▶ **RECORDS PROVIDED**:
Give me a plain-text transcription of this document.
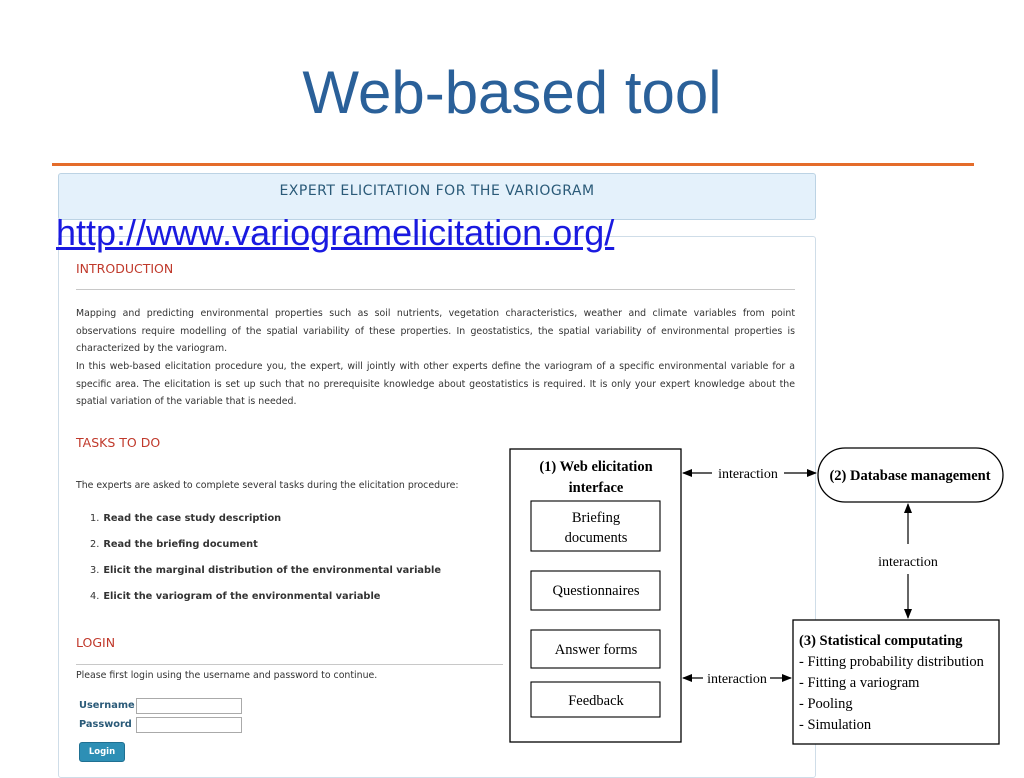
Web-based tool
EXPERT ELICITATION FOR THE VARIOGRAM
INTRODUCTION
Mapping and predicting environmental properties such as soil nutrients, vegetation characteristics, weather and climate variables from point observations require modelling of the spatial variability of these properties. In geostatistics, the spatial variability of environmental properties is characterized by the variogram.
In this web-based elicitation procedure you, the expert, will jointly with other experts define the variogram of a specific environmental variable for a specific area. The elicitation is set up such that no prerequisite knowledge about geostatistics is required. It is only your expert knowledge about the spatial variation of the variable that is needed.
TASKS TO DO
The experts are asked to complete several tasks during the elicitation procedure:
1. Read the case study description
2. Read the briefing document
3. Elicit the marginal distribution of the environmental variable
4. Elicit the variogram of the environmental variable
LOGIN
Please first login using the username and password to continue.
Username
Password
Login
http://www.variogramelicitation.org/
(1) Web elicitation
interface
Briefing
documents
Questionnaires
Answer forms
Feedback
(2) Database management
(3) Statistical computating
- Fitting probability distribution
- Fitting a variogram
- Pooling
- Simulation
interaction
interaction
interaction
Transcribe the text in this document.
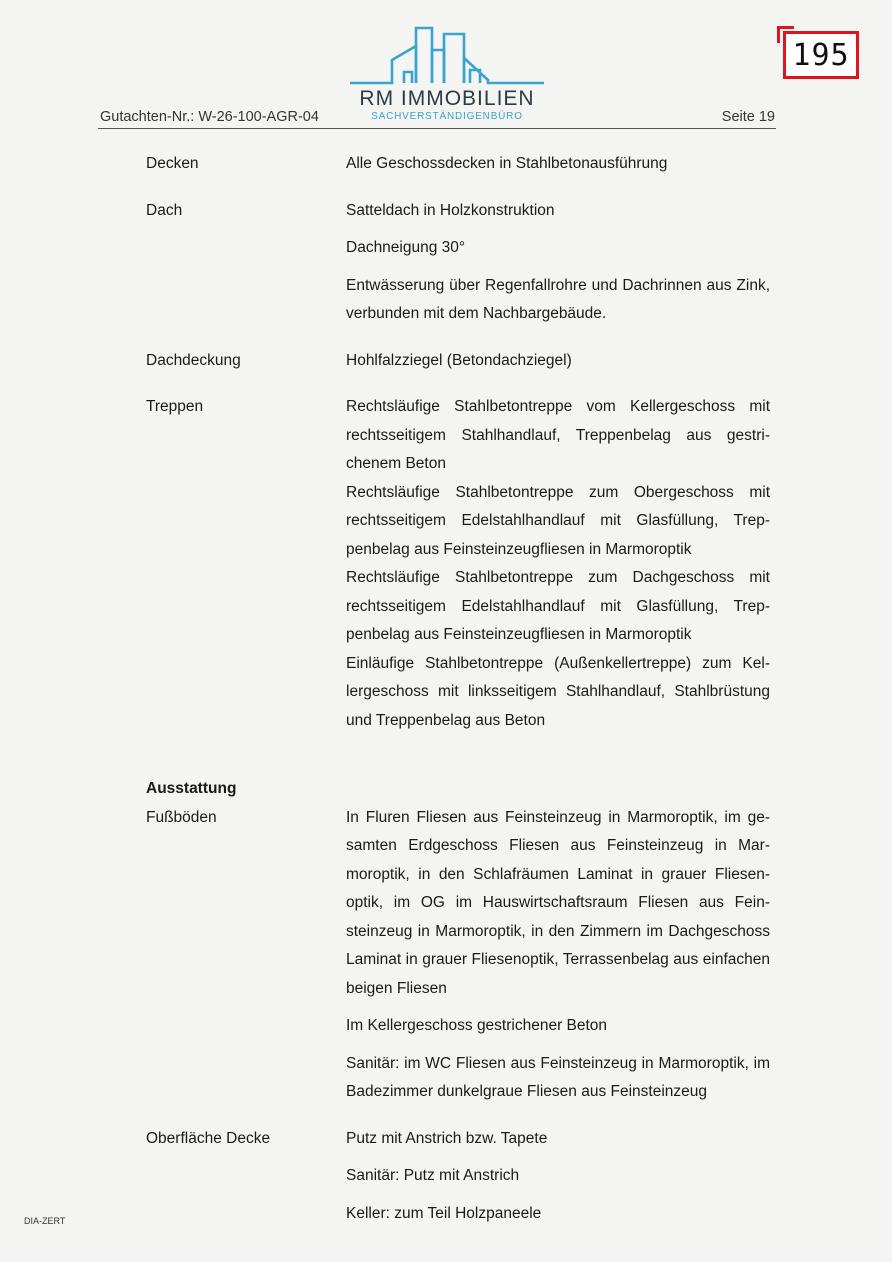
195
RM IMMOBILIEN
SACHVERSTÄNDIGENBÜRO
Gutachten-Nr.: W-26-100-AGR-04	Seite 19
Decken	Alle Geschossdecken in Stahlbetonausführung

Dach	Satteldach in Holzkonstruktion

Dachneigung 30°

Entwässerung über Regenfallrohre und Dachrinnen aus Zink, verbunden mit dem Nachbargebäude.

Dachdeckung	Hohlfalzziegel (Betondachziegel)

Treppen	Rechtsläufige Stahlbetontreppe vom Kellergeschoss mit rechtsseitigem Stahlhandlauf, Treppenbelag aus gestrichenem Beton

Rechtsläufige Stahlbetontreppe zum Obergeschoss mit rechtsseitigem Edelstahlhandlauf mit Glasfüllung, Treppenbelag aus Feinsteinzeugfliesen in Marmoroptik

Rechtsläufige Stahlbetontreppe zum Dachgeschoss mit rechtsseitigem Edelstahlhandlauf mit Glasfüllung, Treppenbelag aus Feinsteinzeugfliesen in Marmoroptik

Einläufige Stahlbetontreppe (Außenkellertreppe) zum Kellergeschoss mit linksseitigem Stahlhandlauf, Stahlbrüstung und Treppenbelag aus Beton

Ausstattung
Fußböden	In Fluren Fliesen aus Feinsteinzeug in Marmoroptik, im gesamten Erdgeschoss Fliesen aus Feinsteinzeug in Marmoroptik, in den Schlafräumen Laminat in grauer Fliesenoptik, im OG im Hauswirtschaftsraum Fliesen aus Feinsteinzeug in Marmoroptik, in den Zimmern im Dachgeschoss Laminat in grauer Fliesenoptik, Terrassenbelag aus einfachen beigen Fliesen

Im Kellergeschoss gestrichener Beton

Sanitär: im WC Fliesen aus Feinsteinzeug in Marmoroptik, im Badezimmer dunkelgraue Fliesen aus Feinsteinzeug

Oberfläche Decke	Putz mit Anstrich bzw. Tapete

Sanitär: Putz mit Anstrich

Keller: zum Teil Holzpaneele

DIA-ZERT
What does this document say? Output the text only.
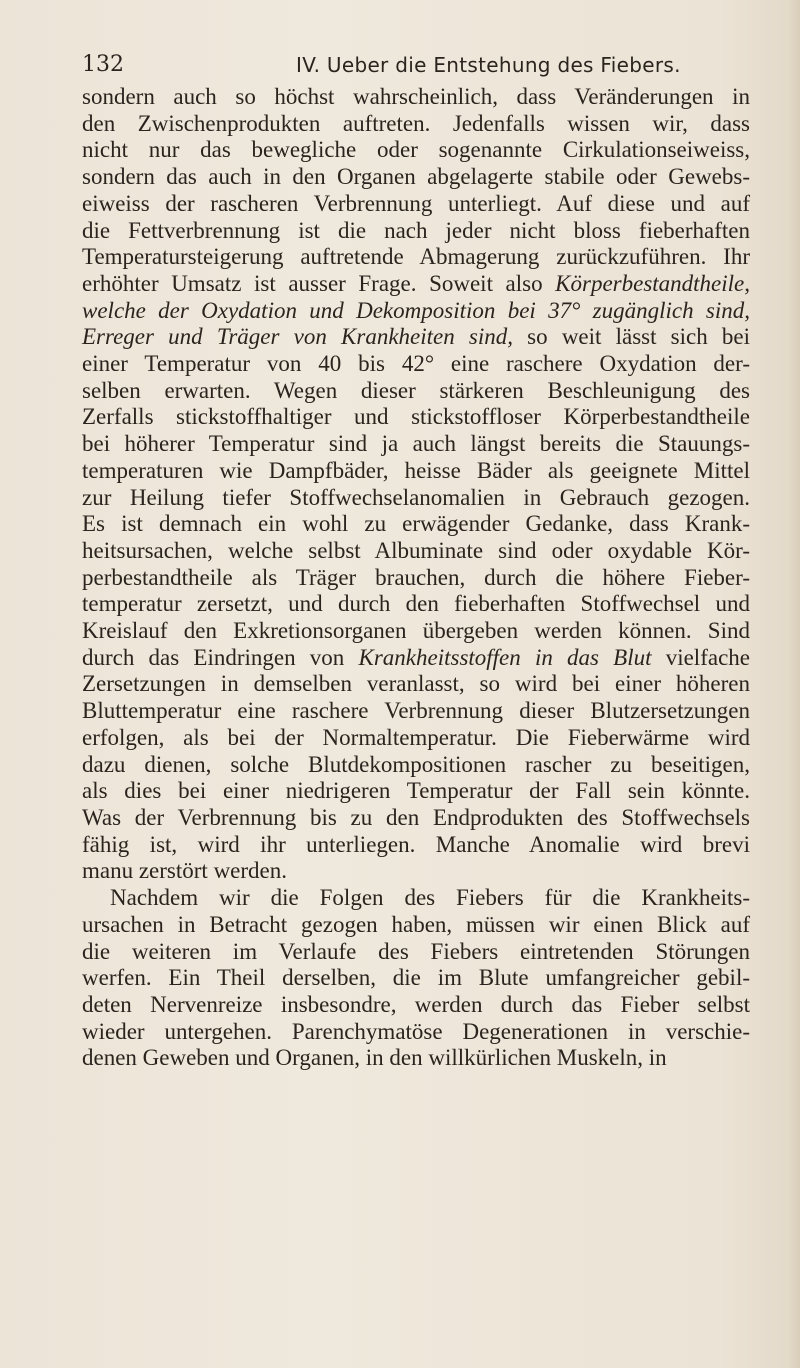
132	IV. Ueber die Entstehung des Fiebers.
sondern auch so höchst wahrscheinlich, dass Veränderungen in
den Zwischenprodukten auftreten. Jedenfalls wissen wir, dass
nicht nur das bewegliche oder sogenannte Cirkulationseiweiss,
sondern das auch in den Organen abgelagerte stabile oder Gewebs-
eiweiss der rascheren Verbrennung unterliegt. Auf diese und auf
die Fettverbrennung ist die nach jeder nicht bloss fieberhaften
Temperatursteigerung auftretende Abmagerung zurückzuführen. Ihr
erhöhter Umsatz ist ausser Frage. Soweit also Körperbestandtheile,
welche der Oxydation und Dekomposition bei 37° zugänglich sind,
Erreger und Träger von Krankheiten sind, so weit lässt sich bei
einer Temperatur von 40 bis 42° eine raschere Oxydation der-
selben erwarten. Wegen dieser stärkeren Beschleunigung des
Zerfalls stickstoffhaltiger und stickstoffloser Körperbestandtheile
bei höherer Temperatur sind ja auch längst bereits die Stauungs-
temperaturen wie Dampfbäder, heisse Bäder als geeignete Mittel
zur Heilung tiefer Stoffwechselanomalien in Gebrauch gezogen.
Es ist demnach ein wohl zu erwägender Gedanke, dass Krank-
heitsursachen, welche selbst Albuminate sind oder oxydable Kör-
perbestandtheile als Träger brauchen, durch die höhere Fieber-
temperatur zersetzt, und durch den fieberhaften Stoffwechsel und
Kreislauf den Exkretionsorganen übergeben werden können. Sind
durch das Eindringen von Krankheitsstoffen in das Blut vielfache
Zersetzungen in demselben veranlasst, so wird bei einer höheren
Bluttemperatur eine raschere Verbrennung dieser Blutzersetzungen
erfolgen, als bei der Normaltemperatur. Die Fieberwärme wird
dazu dienen, solche Blutdekompositionen rascher zu beseitigen,
als dies bei einer niedrigeren Temperatur der Fall sein könnte.
Was der Verbrennung bis zu den Endprodukten des Stoffwechsels
fähig ist, wird ihr unterliegen. Manche Anomalie wird brevi
manu zerstört werden.
Nachdem wir die Folgen des Fiebers für die Krankheits-
ursachen in Betracht gezogen haben, müssen wir einen Blick auf
die weiteren im Verlaufe des Fiebers eintretenden Störungen
werfen. Ein Theil derselben, die im Blute umfangreicher gebil-
deten Nervenreize insbesondre, werden durch das Fieber selbst
wieder untergehen. Parenchymatöse Degenerationen in verschie-
denen Geweben und Organen, in den willkürlichen Muskeln, in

▶ **WORK TO COMPLETE**: Check each line of the entries above for the word "Anstrich". List the ones that have it.

▶ **PROBLEM SOLUTION**:
Oberfläche Decke	Putz mit Anstrich bzw. Tapete
Sanitär: Putz mit Anstrich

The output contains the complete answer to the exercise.